## REQUIRED WORK
Repeat exactly each line of the data provided below.

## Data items
· · · · ·
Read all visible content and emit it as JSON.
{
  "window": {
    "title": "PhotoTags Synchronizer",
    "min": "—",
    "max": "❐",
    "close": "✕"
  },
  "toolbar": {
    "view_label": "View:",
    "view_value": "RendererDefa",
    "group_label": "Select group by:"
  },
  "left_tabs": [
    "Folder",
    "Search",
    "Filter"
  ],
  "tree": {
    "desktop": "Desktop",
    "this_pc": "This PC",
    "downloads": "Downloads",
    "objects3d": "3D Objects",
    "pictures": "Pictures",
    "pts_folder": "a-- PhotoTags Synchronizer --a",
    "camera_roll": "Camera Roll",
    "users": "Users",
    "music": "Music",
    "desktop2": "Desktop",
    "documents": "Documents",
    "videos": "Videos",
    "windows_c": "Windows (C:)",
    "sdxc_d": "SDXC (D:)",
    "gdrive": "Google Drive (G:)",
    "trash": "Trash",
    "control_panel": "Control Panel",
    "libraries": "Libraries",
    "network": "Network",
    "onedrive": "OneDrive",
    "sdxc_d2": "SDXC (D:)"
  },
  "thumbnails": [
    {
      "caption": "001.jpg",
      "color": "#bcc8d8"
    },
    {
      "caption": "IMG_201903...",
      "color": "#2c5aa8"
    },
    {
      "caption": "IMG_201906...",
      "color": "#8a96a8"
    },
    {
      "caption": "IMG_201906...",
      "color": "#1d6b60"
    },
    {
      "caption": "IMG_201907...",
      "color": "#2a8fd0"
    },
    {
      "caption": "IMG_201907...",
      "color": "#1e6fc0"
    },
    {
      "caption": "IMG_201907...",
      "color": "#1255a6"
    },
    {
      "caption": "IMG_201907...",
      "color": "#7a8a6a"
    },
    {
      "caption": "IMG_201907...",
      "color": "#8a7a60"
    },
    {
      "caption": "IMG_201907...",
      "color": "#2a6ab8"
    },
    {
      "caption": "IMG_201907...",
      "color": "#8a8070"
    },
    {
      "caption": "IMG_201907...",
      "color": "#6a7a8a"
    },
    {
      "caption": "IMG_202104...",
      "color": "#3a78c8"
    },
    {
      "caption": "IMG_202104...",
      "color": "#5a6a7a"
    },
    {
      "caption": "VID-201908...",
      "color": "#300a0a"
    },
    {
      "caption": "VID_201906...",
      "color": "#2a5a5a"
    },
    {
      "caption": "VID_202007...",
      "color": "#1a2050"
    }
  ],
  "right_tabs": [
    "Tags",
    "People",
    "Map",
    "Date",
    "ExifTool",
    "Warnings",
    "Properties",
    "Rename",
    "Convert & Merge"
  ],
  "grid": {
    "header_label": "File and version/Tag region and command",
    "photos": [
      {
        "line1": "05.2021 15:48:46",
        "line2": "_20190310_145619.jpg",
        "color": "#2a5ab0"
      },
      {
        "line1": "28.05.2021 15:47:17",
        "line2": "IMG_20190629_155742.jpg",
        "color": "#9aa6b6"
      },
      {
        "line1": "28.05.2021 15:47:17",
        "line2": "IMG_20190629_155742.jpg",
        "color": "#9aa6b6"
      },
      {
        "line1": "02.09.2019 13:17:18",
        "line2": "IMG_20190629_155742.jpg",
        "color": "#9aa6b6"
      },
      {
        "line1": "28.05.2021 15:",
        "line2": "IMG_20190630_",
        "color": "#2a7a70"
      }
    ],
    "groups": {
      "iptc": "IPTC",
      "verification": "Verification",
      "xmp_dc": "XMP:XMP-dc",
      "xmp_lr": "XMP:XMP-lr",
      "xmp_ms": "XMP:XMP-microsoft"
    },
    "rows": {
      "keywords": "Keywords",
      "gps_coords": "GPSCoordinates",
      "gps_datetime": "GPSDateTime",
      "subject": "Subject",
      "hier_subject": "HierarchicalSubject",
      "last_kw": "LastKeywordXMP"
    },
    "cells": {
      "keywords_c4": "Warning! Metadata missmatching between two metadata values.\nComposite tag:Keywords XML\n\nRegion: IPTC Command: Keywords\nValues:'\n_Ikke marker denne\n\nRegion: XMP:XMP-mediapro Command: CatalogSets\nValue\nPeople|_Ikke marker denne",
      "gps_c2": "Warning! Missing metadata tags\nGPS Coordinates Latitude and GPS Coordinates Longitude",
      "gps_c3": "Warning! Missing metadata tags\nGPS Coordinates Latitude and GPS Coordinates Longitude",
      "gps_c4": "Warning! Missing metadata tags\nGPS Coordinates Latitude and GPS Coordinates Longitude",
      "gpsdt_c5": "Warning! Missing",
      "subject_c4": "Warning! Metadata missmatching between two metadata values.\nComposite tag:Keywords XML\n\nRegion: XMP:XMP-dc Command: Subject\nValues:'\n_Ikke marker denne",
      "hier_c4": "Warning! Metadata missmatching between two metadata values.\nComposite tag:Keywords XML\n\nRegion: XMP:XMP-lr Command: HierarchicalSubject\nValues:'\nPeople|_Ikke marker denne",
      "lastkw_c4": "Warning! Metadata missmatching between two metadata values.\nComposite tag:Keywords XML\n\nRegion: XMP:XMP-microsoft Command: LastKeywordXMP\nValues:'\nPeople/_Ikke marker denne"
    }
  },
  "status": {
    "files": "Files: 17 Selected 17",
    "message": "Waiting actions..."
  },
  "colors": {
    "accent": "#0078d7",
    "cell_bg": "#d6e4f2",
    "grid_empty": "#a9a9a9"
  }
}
· · · · ·
## PROBLEM SOLUTION
Read all visible content and emit it as JSON.
{
  "window": {
    "title": "PhotoTags Synchronizer",
    "min": "—",
    "max": "❐",
    "close": "✕"
  },
  "toolbar": {
    "view_label": "View:",
    "view_value": "RendererDefa",
    "group_label": "Select group by:"
  },
  "left_tabs": [
    "Folder",
    "Search",
    "Filter"
  ],
  "tree": {
    "desktop": "Desktop",
    "this_pc": "This PC",
    "downloads": "Downloads",
    "objects3d": "3D Objects",
    "pictures": "Pictures",
    "pts_folder": "a-- PhotoTags Synchronizer --a",
    "camera_roll": "Camera Roll",
    "users": "Users",
    "music": "Music",
    "desktop2": "Desktop",
    "documents": "Documents",
    "videos": "Videos",
    "windows_c": "Windows (C:)",
    "sdxc_d": "SDXC (D:)",
    "gdrive": "Google Drive (G:)",
    "trash": "Trash",
    "control_panel": "Control Panel",
    "libraries": "Libraries",
    "network": "Network",
    "onedrive": "OneDrive",
    "sdxc_d2": "SDXC (D:)"
  },
  "thumbnails": [
    {
      "caption": "001.jpg",
      "color": "#bcc8d8"
    },
    {
      "caption": "IMG_201903...",
      "color": "#2c5aa8"
    },
    {
      "caption": "IMG_201906...",
      "color": "#8a96a8"
    },
    {
      "caption": "IMG_201906...",
      "color": "#1d6b60"
    },
    {
      "caption": "IMG_201907...",
      "color": "#2a8fd0"
    },
    {
      "caption": "IMG_201907...",
      "color": "#1e6fc0"
    },
    {
      "caption": "IMG_201907...",
      "color": "#1255a6"
    },
    {
      "caption": "IMG_201907...",
      "color": "#7a8a6a"
    },
    {
      "caption": "IMG_201907...",
      "color": "#8a7a60"
    },
    {
      "caption": "IMG_201907...",
      "color": "#2a6ab8"
    },
    {
      "caption": "IMG_201907...",
      "color": "#8a8070"
    },
    {
      "caption": "IMG_201907...",
      "color": "#6a7a8a"
    },
    {
      "caption": "IMG_202104...",
      "color": "#3a78c8"
    },
    {
      "caption": "IMG_202104...",
      "color": "#5a6a7a"
    },
    {
      "caption": "VID-201908...",
      "color": "#300a0a"
    },
    {
      "caption": "VID_201906...",
      "color": "#2a5a5a"
    },
    {
      "caption": "VID_202007...",
      "color": "#1a2050"
    }
  ],
  "right_tabs": [
    "Tags",
    "People",
    "Map",
    "Date",
    "ExifTool",
    "Warnings",
    "Properties",
    "Rename",
    "Convert & Merge"
  ],
  "grid": {
    "header_label": "File and version/Tag region and command",
    "photos": [
      {
        "line1": "05.2021 15:48:46",
        "line2": "_20190310_145619.jpg",
        "color": "#2a5ab0"
      },
      {
        "line1": "28.05.2021 15:47:17",
        "line2": "IMG_20190629_155742.jpg",
        "color": "#9aa6b6"
      },
      {
        "line1": "28.05.2021 15:47:17",
        "line2": "IMG_20190629_155742.jpg",
        "color": "#9aa6b6"
      },
      {
        "line1": "02.09.2019 13:17:18",
        "line2": "IMG_20190629_155742.jpg",
        "color": "#9aa6b6"
      },
      {
        "line1": "28.05.2021 15:",
        "line2": "IMG_20190630_",
        "color": "#2a7a70"
      }
    ],
    "groups": {
      "iptc": "IPTC",
      "verification": "Verification",
      "xmp_dc": "XMP:XMP-dc",
      "xmp_lr": "XMP:XMP-lr",
      "xmp_ms": "XMP:XMP-microsoft"
    },
    "rows": {
      "keywords": "Keywords",
      "gps_coords": "GPSCoordinates",
      "gps_datetime": "GPSDateTime",
      "subject": "Subject",
      "hier_subject": "HierarchicalSubject",
      "last_kw": "LastKeywordXMP"
    },
    "cells": {
      "keywords_c4": "Warning! Metadata missmatching between two metadata values.\nComposite tag:Keywords XML\n\nRegion: IPTC Command: Keywords\nValues:'\n_Ikke marker denne\n\nRegion: XMP:XMP-mediapro Command: CatalogSets\nValue\nPeople|_Ikke marker denne",
      "gps_c2": "Warning! Missing metadata tags\nGPS Coordinates Latitude and GPS Coordinates Longitude",
      "gps_c3": "Warning! Missing metadata tags\nGPS Coordinates Latitude and GPS Coordinates Longitude",
      "gps_c4": "Warning! Missing metadata tags\nGPS Coordinates Latitude and GPS Coordinates Longitude",
      "gpsdt_c5": "Warning! Missing",
      "subject_c4": "Warning! Metadata missmatching between two metadata values.\nComposite tag:Keywords XML\n\nRegion: XMP:XMP-dc Command: Subject\nValues:'\n_Ikke marker denne",
      "hier_c4": "Warning! Metadata missmatching between two metadata values.\nComposite tag:Keywords XML\n\nRegion: XMP:XMP-lr Command: HierarchicalSubject\nValues:'\nPeople|_Ikke marker denne",
      "lastkw_c4": "Warning! Metadata missmatching between two metadata values.\nComposite tag:Keywords XML\n\nRegion: XMP:XMP-microsoft Command: LastKeywordXMP\nValues:'\nPeople/_Ikke marker denne"
    }
  },
  "status": {
    "files": "Files: 17 Selected 17",
    "message": "Waiting actions..."
  },
  "colors": {
    "accent": "#0078d7",
    "cell_bg": "#d6e4f2",
    "grid_empty": "#a9a9a9"
  }
}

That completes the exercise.